__Job__: Omit the pictures, please, and give each record below again exactly.

__Data for the task__:

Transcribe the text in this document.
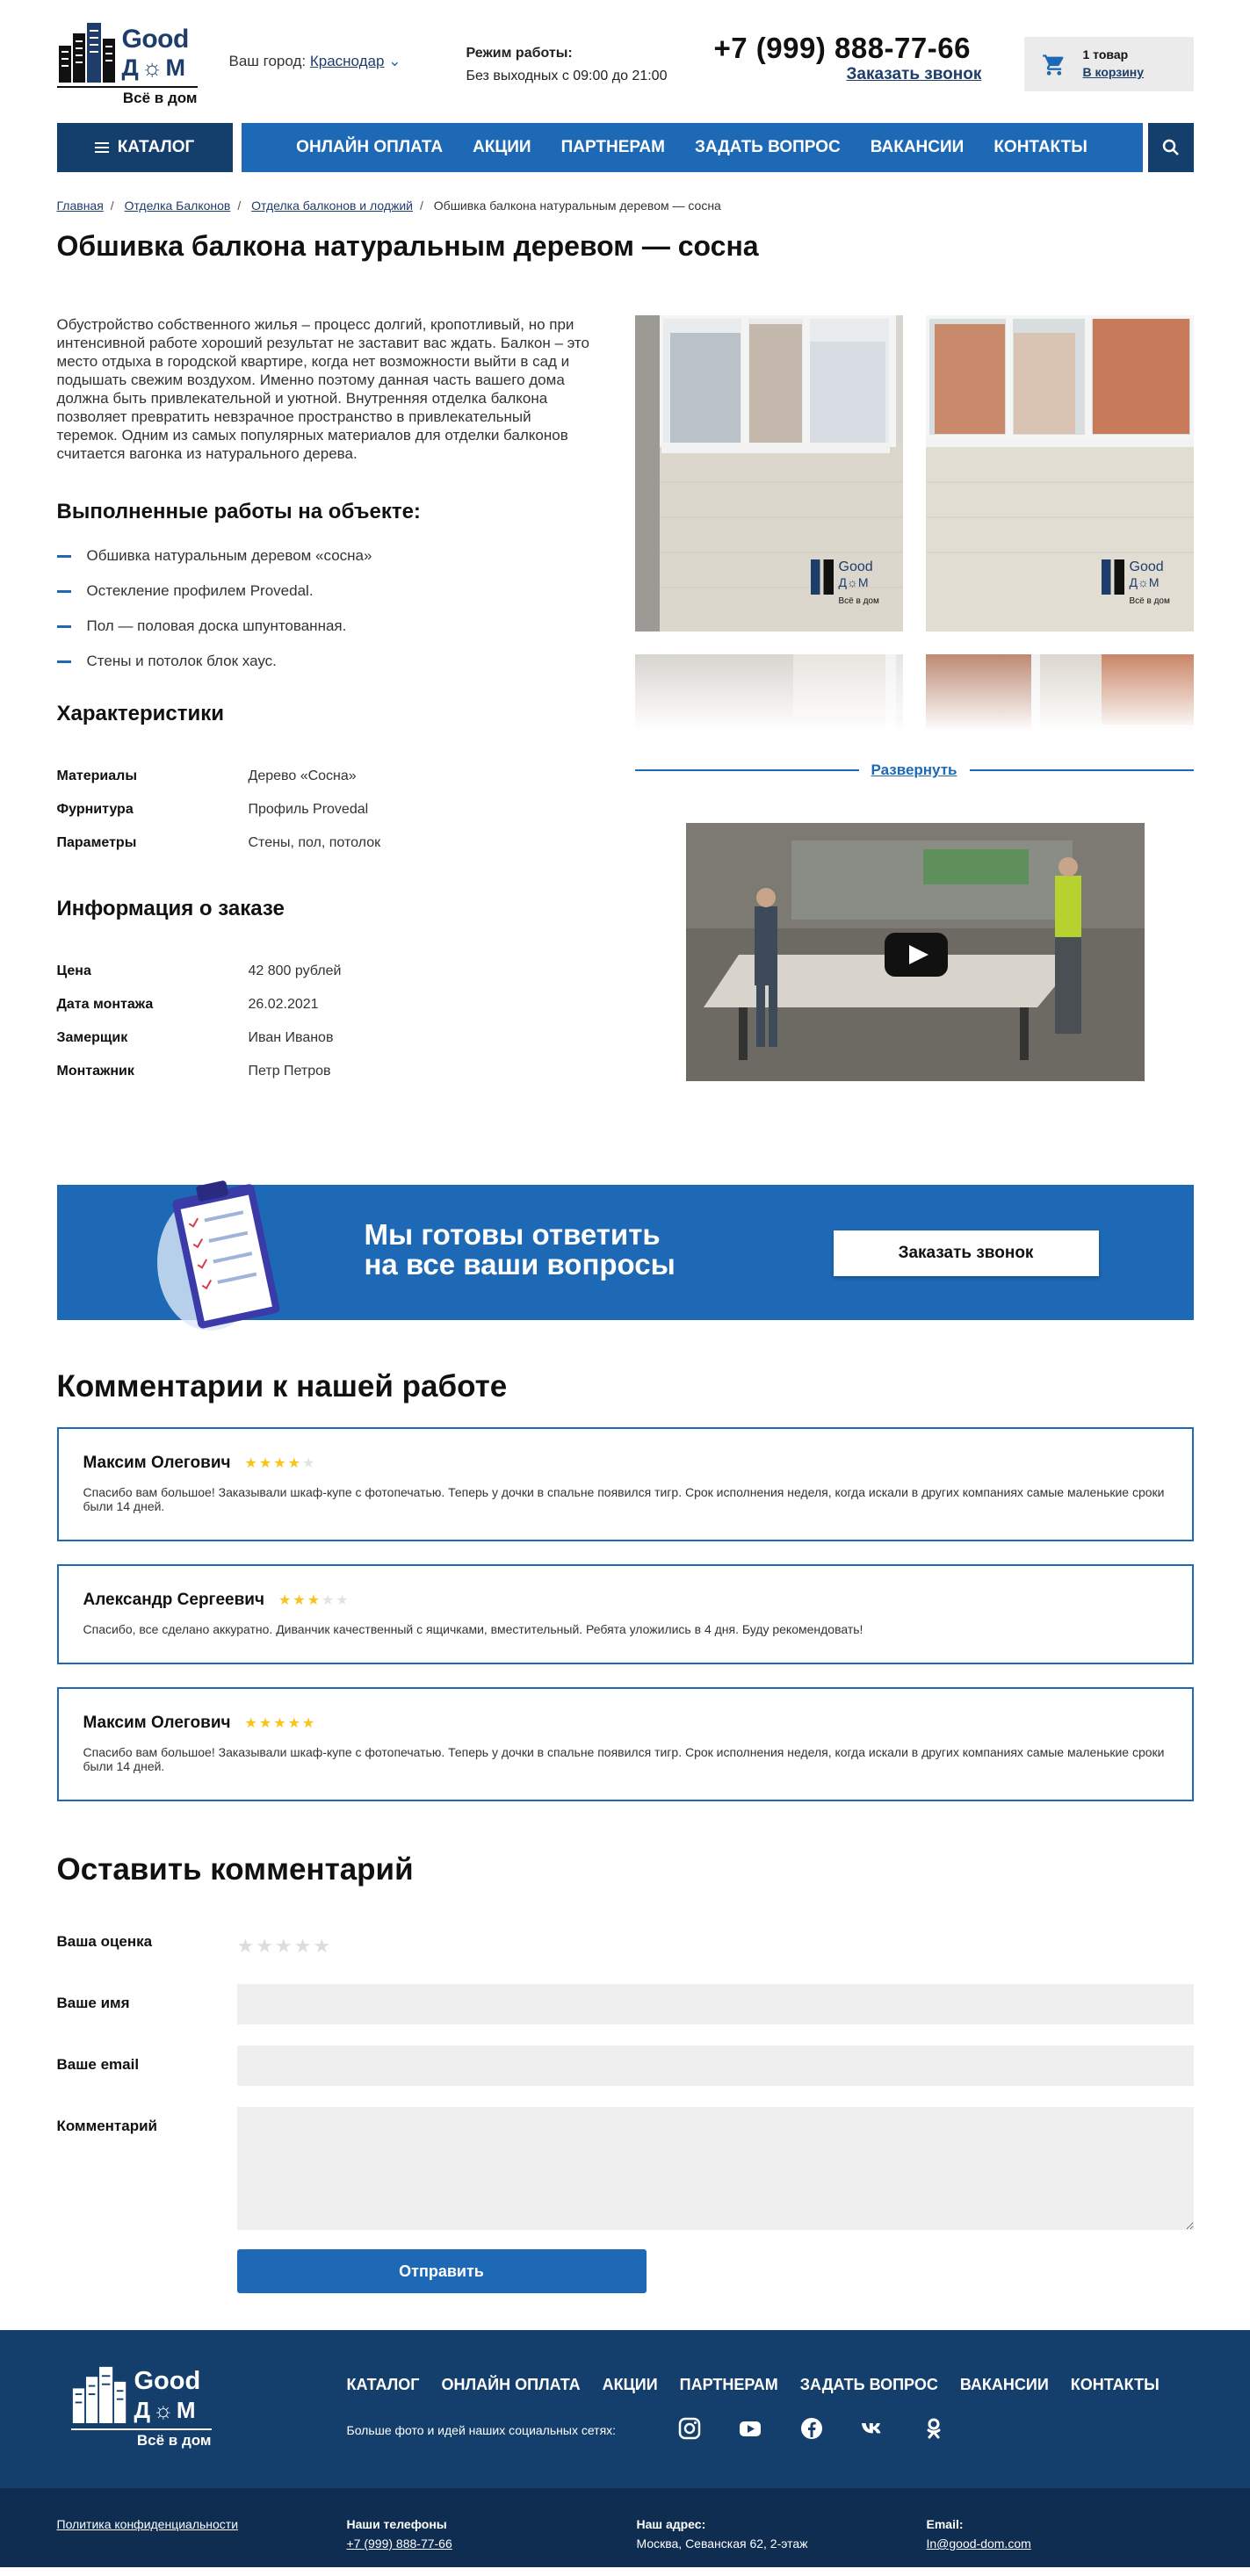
Good
Д☼М
Всё в дом
Ваш город: Краснодар ⌄	Режим работы:
Без выходных с 09:00 до 21:00
+7 (999) 888-77-66
Заказать звонок
1 товар
В корзину
КАТАЛОГ	ОНЛАЙН ОПЛАТА	АКЦИИ	ПАРТНЕРАМ	ЗАДАТЬ ВОПРОС	ВАКАНСИИ	КОНТАКТЫ
Главная / Отделка Балконов / Отделка балконов и лоджий / Обшивка балкона натуральным деревом — сосна
Обшивка балкона натуральным деревом — сосна

Обустройство собственного жилья – процесс долгий, кропотливый, но при интенсивной работе хороший результат не заставит вас ждать. Балкон – это место отдыха в городской квартире, когда нет возможности выйти в сад и подышать свежим воздухом. Именно поэтому данная часть вашего дома должна быть привлекательной и уютной. Внутренняя отделка балкона позволяет превратить невзрачное пространство в привлекательный теремок. Одним из самых популярных материалов для отделки балконов считается вагонка из натурального дерева.

Выполненные работы на объекте:
Обшивка натуральным деревом «сосна»
Остекление профилем Provedal.
Пол — половая доска шпунтованная.
Стены и потолок блок хаус.
Характеристики
Материалы	Дерево «Сосна»
Фурнитура	Профиль Provedal
Параметры	Стены, пол, потолок
Информация о заказе
Цена	42 800 рублей
Дата монтажа	26.02.2021
Замерщик	Иван Иванов
Монтажник	Петр Петров
Good
Д☼М
Всё в дом
Good
Д☼М
Всё в дом
Развернуть
Мы готовы ответить
на все ваши вопросы	Заказать звонок
Комментарии к нашей работе
Максим Олегович ★★★★★
Спасибо вам большое! Заказывали шкаф-купе с фотопечатью. Теперь у дочки в спальне появился тигр. Срок исполнения неделя, когда искали в других компаниях самые маленькие сроки были 14 дней.
Александр Сергеевич ★★★★★
Спасибо, все сделано аккуратно. Диванчик качественный с ящичками, вместительный. Ребята уложились в 4 дня. Буду рекомендовать!
Максим Олегович ★★★★★
Спасибо вам большое! Заказывали шкаф-купе с фотопечатью. Теперь у дочки в спальне появился тигр. Срок исполнения неделя, когда искали в других компаниях самые маленькие сроки были 14 дней.
Оставить комментарий
Ваша оценка	★★★★★
Ваше имя
Ваше email
Комментарий
Отправить
Good
Д☼М
Всё в дом
КАТАЛОГ ОНЛАЙН ОПЛАТА АКЦИИ ПАРТНЕРАМ ЗАДАТЬ ВОПРОС ВАКАНСИИ КОНТАКТЫ
Больше фото и идей наших социальных сетях:
Политика конфиденциальности	Наши телефоны
+7 (999) 888-77-66
Наш адрес:
Москва, Севанская 62, 2-этаж
Email:
In@good-dom.com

__Response__:
Transcribe the text in this document.
Good
Д☼М
Всё в дом
Ваш город: Краснодар ⌄	Режим работы:
Без выходных с 09:00 до 21:00
+7 (999) 888-77-66
Заказать звонок
1 товар
В корзину
КАТАЛОГ	ОНЛАЙН ОПЛАТА	АКЦИИ	ПАРТНЕРАМ	ЗАДАТЬ ВОПРОС	ВАКАНСИИ	КОНТАКТЫ
Главная / Отделка Балконов / Отделка балконов и лоджий / Обшивка балкона натуральным деревом — сосна
Обшивка балкона натуральным деревом — сосна

Обустройство собственного жилья – процесс долгий, кропотливый, но при интенсивной работе хороший результат не заставит вас ждать. Балкон – это место отдыха в городской квартире, когда нет возможности выйти в сад и подышать свежим воздухом. Именно поэтому данная часть вашего дома должна быть привлекательной и уютной. Внутренняя отделка балкона позволяет превратить невзрачное пространство в привлекательный теремок. Одним из самых популярных материалов для отделки балконов считается вагонка из натурального дерева.

Выполненные работы на объекте:
Обшивка натуральным деревом «сосна»
Остекление профилем Provedal.
Пол — половая доска шпунтованная.
Стены и потолок блок хаус.
Характеристики
Материалы	Дерево «Сосна»
Фурнитура	Профиль Provedal
Параметры	Стены, пол, потолок
Информация о заказе
Цена	42 800 рублей
Дата монтажа	26.02.2021
Замерщик	Иван Иванов
Монтажник	Петр Петров
Good
Д☼М
Всё в дом
Good
Д☼М
Всё в дом
Развернуть
Мы готовы ответить
на все ваши вопросы	Заказать звонок
Комментарии к нашей работе
Максим Олегович ★★★★★
Спасибо вам большое! Заказывали шкаф-купе с фотопечатью. Теперь у дочки в спальне появился тигр. Срок исполнения неделя, когда искали в других компаниях самые маленькие сроки были 14 дней.
Александр Сергеевич ★★★★★
Спасибо, все сделано аккуратно. Диванчик качественный с ящичками, вместительный. Ребята уложились в 4 дня. Буду рекомендовать!
Максим Олегович ★★★★★
Спасибо вам большое! Заказывали шкаф-купе с фотопечатью. Теперь у дочки в спальне появился тигр. Срок исполнения неделя, когда искали в других компаниях самые маленькие сроки были 14 дней.
Оставить комментарий
Ваша оценка	★★★★★
Ваше имя
Ваше email
Комментарий
Отправить
Good
Д☼М
Всё в дом
КАТАЛОГ ОНЛАЙН ОПЛАТА АКЦИИ ПАРТНЕРАМ ЗАДАТЬ ВОПРОС ВАКАНСИИ КОНТАКТЫ
Больше фото и идей наших социальных сетях:
Политика конфиденциальности	Наши телефоны
+7 (999) 888-77-66
Наш адрес:
Москва, Севанская 62, 2-этаж
Email:
In@good-dom.com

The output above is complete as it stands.